AIM OF THE EXERCISE |
Spot each line in the records below where the word "this" occurs, then copy it.

╭─ MATERIAL PROVIDED

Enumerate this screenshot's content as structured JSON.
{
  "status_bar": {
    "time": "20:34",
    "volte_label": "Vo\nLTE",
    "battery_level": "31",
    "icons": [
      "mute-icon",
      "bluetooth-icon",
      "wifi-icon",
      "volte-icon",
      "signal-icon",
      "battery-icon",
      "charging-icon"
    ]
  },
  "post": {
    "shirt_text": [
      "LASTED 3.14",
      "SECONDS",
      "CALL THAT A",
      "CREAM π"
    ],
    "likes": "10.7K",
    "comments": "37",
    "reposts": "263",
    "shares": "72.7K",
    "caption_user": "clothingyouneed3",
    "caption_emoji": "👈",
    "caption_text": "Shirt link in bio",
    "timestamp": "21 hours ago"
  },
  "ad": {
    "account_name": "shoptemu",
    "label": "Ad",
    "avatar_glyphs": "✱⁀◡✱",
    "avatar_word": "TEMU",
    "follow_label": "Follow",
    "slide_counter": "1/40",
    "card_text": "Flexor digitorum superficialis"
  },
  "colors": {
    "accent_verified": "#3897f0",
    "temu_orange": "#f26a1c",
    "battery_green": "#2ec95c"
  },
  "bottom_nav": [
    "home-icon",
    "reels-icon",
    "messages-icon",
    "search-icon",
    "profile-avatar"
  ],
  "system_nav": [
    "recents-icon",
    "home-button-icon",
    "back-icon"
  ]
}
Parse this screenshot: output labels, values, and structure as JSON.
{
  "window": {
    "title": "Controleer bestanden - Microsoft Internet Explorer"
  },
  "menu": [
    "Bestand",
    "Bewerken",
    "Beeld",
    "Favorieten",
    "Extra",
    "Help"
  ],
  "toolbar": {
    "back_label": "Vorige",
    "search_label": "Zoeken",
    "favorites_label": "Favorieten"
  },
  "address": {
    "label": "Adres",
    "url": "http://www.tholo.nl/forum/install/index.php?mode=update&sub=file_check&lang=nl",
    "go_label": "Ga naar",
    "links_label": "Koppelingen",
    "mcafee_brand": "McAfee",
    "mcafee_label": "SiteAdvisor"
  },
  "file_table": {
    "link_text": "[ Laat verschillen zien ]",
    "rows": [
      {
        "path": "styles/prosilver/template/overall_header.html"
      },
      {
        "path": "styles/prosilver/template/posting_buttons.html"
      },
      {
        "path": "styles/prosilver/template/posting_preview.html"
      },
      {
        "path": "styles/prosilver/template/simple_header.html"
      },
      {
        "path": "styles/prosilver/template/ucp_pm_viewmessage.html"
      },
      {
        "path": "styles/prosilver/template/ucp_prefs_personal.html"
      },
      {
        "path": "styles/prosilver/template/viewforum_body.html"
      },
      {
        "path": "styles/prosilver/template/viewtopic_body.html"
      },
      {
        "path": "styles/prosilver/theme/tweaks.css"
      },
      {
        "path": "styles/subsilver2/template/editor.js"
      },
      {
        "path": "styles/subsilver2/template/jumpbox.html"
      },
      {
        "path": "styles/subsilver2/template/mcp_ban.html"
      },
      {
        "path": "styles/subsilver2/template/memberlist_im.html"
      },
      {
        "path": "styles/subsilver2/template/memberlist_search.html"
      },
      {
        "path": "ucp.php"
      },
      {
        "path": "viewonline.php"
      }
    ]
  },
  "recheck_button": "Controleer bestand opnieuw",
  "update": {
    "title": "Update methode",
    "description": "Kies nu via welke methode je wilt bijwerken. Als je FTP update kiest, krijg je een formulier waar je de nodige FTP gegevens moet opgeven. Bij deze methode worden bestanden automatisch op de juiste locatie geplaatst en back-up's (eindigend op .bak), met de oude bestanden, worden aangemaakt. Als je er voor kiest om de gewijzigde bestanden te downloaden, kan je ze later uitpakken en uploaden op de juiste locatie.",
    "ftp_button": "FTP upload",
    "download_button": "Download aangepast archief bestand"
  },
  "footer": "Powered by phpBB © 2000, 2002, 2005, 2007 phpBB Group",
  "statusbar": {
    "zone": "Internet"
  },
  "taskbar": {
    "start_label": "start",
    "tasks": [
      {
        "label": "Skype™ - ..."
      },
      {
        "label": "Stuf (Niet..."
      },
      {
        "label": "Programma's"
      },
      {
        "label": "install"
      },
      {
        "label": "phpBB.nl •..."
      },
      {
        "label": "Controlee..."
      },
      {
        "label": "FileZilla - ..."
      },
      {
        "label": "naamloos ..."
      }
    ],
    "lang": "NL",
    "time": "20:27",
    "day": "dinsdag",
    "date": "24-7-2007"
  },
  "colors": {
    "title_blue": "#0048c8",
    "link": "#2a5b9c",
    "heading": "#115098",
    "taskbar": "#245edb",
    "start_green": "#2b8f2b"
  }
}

╰─

COMPLETE ANSWER |
Enumerate this screenshot's content as structured JSON.
Parse this screenshot: output labels, values, and structure as JSON.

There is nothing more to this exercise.